→ BRIEF: From the listing that follows, extract every line and set it down unaltered.

→ EXERCISE MATERIAL:
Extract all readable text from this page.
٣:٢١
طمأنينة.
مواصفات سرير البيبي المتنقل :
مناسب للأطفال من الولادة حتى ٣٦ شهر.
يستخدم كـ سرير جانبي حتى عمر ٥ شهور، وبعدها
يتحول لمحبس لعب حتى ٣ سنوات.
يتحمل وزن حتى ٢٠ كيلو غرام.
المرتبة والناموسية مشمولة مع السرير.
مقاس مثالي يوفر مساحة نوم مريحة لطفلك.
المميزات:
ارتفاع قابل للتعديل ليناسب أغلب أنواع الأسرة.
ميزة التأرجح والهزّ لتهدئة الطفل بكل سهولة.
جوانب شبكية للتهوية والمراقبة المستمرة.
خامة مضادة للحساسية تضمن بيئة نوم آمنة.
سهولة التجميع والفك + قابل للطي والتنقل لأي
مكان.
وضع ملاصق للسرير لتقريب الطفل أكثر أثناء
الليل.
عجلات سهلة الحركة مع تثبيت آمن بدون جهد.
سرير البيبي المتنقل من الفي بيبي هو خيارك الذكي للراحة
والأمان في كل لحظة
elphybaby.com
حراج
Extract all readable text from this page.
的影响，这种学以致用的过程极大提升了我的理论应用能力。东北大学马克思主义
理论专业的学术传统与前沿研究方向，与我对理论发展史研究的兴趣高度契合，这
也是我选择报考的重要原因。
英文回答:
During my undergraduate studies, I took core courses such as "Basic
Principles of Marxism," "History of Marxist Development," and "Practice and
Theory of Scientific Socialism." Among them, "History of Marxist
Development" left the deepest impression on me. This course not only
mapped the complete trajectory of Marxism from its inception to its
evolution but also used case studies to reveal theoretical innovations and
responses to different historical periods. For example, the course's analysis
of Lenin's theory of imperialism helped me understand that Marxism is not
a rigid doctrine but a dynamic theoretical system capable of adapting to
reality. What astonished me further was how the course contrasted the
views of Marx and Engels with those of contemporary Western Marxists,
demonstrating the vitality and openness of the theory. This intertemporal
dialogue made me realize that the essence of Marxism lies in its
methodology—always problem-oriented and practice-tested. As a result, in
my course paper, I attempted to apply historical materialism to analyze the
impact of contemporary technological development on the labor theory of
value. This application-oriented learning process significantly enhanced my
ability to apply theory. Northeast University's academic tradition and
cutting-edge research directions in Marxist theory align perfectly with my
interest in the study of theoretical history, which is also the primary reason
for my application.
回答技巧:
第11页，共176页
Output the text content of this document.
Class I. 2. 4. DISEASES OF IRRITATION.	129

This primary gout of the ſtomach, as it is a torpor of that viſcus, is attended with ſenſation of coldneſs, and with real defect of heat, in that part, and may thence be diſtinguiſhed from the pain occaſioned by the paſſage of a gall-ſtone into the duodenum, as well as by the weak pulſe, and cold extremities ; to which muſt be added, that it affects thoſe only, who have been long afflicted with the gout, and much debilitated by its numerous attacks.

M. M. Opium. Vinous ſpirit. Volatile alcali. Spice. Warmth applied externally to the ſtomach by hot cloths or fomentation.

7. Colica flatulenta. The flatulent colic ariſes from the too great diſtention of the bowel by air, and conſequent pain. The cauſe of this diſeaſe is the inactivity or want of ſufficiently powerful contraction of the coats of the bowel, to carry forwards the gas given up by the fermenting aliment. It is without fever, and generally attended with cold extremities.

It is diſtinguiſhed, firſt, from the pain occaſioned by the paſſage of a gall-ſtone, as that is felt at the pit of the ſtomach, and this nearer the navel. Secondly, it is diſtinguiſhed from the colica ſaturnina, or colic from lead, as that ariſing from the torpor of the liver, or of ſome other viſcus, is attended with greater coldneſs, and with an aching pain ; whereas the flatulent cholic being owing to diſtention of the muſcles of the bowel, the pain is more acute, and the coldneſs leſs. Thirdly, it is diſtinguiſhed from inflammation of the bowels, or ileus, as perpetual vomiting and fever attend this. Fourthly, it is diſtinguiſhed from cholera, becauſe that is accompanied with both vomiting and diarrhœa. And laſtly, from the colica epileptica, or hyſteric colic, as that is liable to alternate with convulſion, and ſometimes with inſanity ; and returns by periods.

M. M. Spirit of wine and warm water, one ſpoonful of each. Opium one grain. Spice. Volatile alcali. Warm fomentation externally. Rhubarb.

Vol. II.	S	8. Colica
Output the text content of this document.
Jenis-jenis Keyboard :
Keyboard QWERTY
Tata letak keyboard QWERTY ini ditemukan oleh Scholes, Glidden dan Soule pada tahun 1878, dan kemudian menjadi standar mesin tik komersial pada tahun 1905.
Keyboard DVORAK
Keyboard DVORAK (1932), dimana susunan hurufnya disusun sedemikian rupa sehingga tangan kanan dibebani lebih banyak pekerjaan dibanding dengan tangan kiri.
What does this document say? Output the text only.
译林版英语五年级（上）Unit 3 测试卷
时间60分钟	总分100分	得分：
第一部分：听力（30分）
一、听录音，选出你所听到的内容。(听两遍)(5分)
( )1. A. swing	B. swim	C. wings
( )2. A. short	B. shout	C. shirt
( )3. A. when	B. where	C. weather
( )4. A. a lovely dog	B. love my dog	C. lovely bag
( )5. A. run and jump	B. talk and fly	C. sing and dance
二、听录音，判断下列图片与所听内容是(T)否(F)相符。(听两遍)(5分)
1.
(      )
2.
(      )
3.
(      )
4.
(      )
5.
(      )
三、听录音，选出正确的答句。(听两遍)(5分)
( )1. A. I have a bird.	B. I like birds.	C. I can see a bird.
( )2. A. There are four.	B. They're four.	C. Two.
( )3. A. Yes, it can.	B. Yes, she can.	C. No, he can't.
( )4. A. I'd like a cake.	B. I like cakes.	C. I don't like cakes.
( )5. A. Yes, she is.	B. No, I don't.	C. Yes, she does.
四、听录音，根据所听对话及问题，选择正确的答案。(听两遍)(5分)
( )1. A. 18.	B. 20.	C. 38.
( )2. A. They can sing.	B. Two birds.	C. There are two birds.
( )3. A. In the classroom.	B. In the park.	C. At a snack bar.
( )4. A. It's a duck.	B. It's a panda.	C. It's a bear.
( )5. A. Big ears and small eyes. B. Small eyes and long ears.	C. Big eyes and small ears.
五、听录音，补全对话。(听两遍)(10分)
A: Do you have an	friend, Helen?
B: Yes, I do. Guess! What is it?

→ FINISHED EXERCISE:
Extract all readable text from this page.
٣:٢١
طمأنينة.
مواصفات سرير البيبي المتنقل :
مناسب للأطفال من الولادة حتى ٣٦ شهر.
يستخدم كـ سرير جانبي حتى عمر ٥ شهور، وبعدها
يتحول لمحبس لعب حتى ٣ سنوات.
يتحمل وزن حتى ٢٠ كيلو غرام.
المرتبة والناموسية مشمولة مع السرير.
مقاس مثالي يوفر مساحة نوم مريحة لطفلك.
المميزات:
ارتفاع قابل للتعديل ليناسب أغلب أنواع الأسرة.
ميزة التأرجح والهزّ لتهدئة الطفل بكل سهولة.
جوانب شبكية للتهوية والمراقبة المستمرة.
خامة مضادة للحساسية تضمن بيئة نوم آمنة.
سهولة التجميع والفك + قابل للطي والتنقل لأي
مكان.
وضع ملاصق للسرير لتقريب الطفل أكثر أثناء
الليل.
عجلات سهلة الحركة مع تثبيت آمن بدون جهد.
سرير البيبي المتنقل من الفي بيبي هو خيارك الذكي للراحة
والأمان في كل لحظة
elphybaby.com
حراج
Extract all readable text from this page.
的影响，这种学以致用的过程极大提升了我的理论应用能力。东北大学马克思主义
理论专业的学术传统与前沿研究方向，与我对理论发展史研究的兴趣高度契合，这
也是我选择报考的重要原因。
英文回答:
During my undergraduate studies, I took core courses such as "Basic
Principles of Marxism," "History of Marxist Development," and "Practice and
Theory of Scientific Socialism." Among them, "History of Marxist
Development" left the deepest impression on me. This course not only
mapped the complete trajectory of Marxism from its inception to its
evolution but also used case studies to reveal theoretical innovations and
responses to different historical periods. For example, the course's analysis
of Lenin's theory of imperialism helped me understand that Marxism is not
a rigid doctrine but a dynamic theoretical system capable of adapting to
reality. What astonished me further was how the course contrasted the
views of Marx and Engels with those of contemporary Western Marxists,
demonstrating the vitality and openness of the theory. This intertemporal
dialogue made me realize that the essence of Marxism lies in its
methodology—always problem-oriented and practice-tested. As a result, in
my course paper, I attempted to apply historical materialism to analyze the
impact of contemporary technological development on the labor theory of
value. This application-oriented learning process significantly enhanced my
ability to apply theory. Northeast University's academic tradition and
cutting-edge research directions in Marxist theory align perfectly with my
interest in the study of theoretical history, which is also the primary reason
for my application.
回答技巧:
第11页，共176页
Output the text content of this document.
Class I. 2. 4. DISEASES OF IRRITATION.	129

This primary gout of the ſtomach, as it is a torpor of that viſcus, is attended with ſenſation of coldneſs, and with real defect of heat, in that part, and may thence be diſtinguiſhed from the pain occaſioned by the paſſage of a gall-ſtone into the duodenum, as well as by the weak pulſe, and cold extremities ; to which muſt be added, that it affects thoſe only, who have been long afflicted with the gout, and much debilitated by its numerous attacks.

M. M. Opium. Vinous ſpirit. Volatile alcali. Spice. Warmth applied externally to the ſtomach by hot cloths or fomentation.

7. Colica flatulenta. The flatulent colic ariſes from the too great diſtention of the bowel by air, and conſequent pain. The cauſe of this diſeaſe is the inactivity or want of ſufficiently powerful contraction of the coats of the bowel, to carry forwards the gas given up by the fermenting aliment. It is without fever, and generally attended with cold extremities.

It is diſtinguiſhed, firſt, from the pain occaſioned by the paſſage of a gall-ſtone, as that is felt at the pit of the ſtomach, and this nearer the navel. Secondly, it is diſtinguiſhed from the colica ſaturnina, or colic from lead, as that ariſing from the torpor of the liver, or of ſome other viſcus, is attended with greater coldneſs, and with an aching pain ; whereas the flatulent cholic being owing to diſtention of the muſcles of the bowel, the pain is more acute, and the coldneſs leſs. Thirdly, it is diſtinguiſhed from inflammation of the bowels, or ileus, as perpetual vomiting and fever attend this. Fourthly, it is diſtinguiſhed from cholera, becauſe that is accompanied with both vomiting and diarrhœa. And laſtly, from the colica epileptica, or hyſteric colic, as that is liable to alternate with convulſion, and ſometimes with inſanity ; and returns by periods.

M. M. Spirit of wine and warm water, one ſpoonful of each. Opium one grain. Spice. Volatile alcali. Warm fomentation externally. Rhubarb.

Vol. II.	S	8. Colica
Output the text content of this document.
Jenis-jenis Keyboard :
Keyboard QWERTY
Tata letak keyboard QWERTY ini ditemukan oleh Scholes, Glidden dan Soule pada tahun 1878, dan kemudian menjadi standar mesin tik komersial pada tahun 1905.
Keyboard DVORAK
Keyboard DVORAK (1932), dimana susunan hurufnya disusun sedemikian rupa sehingga tangan kanan dibebani lebih banyak pekerjaan dibanding dengan tangan kiri.
What does this document say? Output the text only.
译林版英语五年级（上）Unit 3 测试卷
时间60分钟	总分100分	得分：
第一部分：听力（30分）
一、听录音，选出你所听到的内容。(听两遍)(5分)
( )1. A. swing	B. swim	C. wings
( )2. A. short	B. shout	C. shirt
( )3. A. when	B. where	C. weather
( )4. A. a lovely dog	B. love my dog	C. lovely bag
( )5. A. run and jump	B. talk and fly	C. sing and dance
二、听录音，判断下列图片与所听内容是(T)否(F)相符。(听两遍)(5分)
1.
(      )
2.
(      )
3.
(      )
4.
(      )
5.
(      )
三、听录音，选出正确的答句。(听两遍)(5分)
( )1. A. I have a bird.	B. I like birds.	C. I can see a bird.
( )2. A. There are four.	B. They're four.	C. Two.
( )3. A. Yes, it can.	B. Yes, she can.	C. No, he can't.
( )4. A. I'd like a cake.	B. I like cakes.	C. I don't like cakes.
( )5. A. Yes, she is.	B. No, I don't.	C. Yes, she does.
四、听录音，根据所听对话及问题，选择正确的答案。(听两遍)(5分)
( )1. A. 18.	B. 20.	C. 38.
( )2. A. They can sing.	B. Two birds.	C. There are two birds.
( )3. A. In the classroom.	B. In the park.	C. At a snack bar.
( )4. A. It's a duck.	B. It's a panda.	C. It's a bear.
( )5. A. Big ears and small eyes. B. Small eyes and long ears.	C. Big eyes and small ears.
五、听录音，补全对话。(听两遍)(10分)
A: Do you have an	friend, Helen?
B: Yes, I do. Guess! What is it?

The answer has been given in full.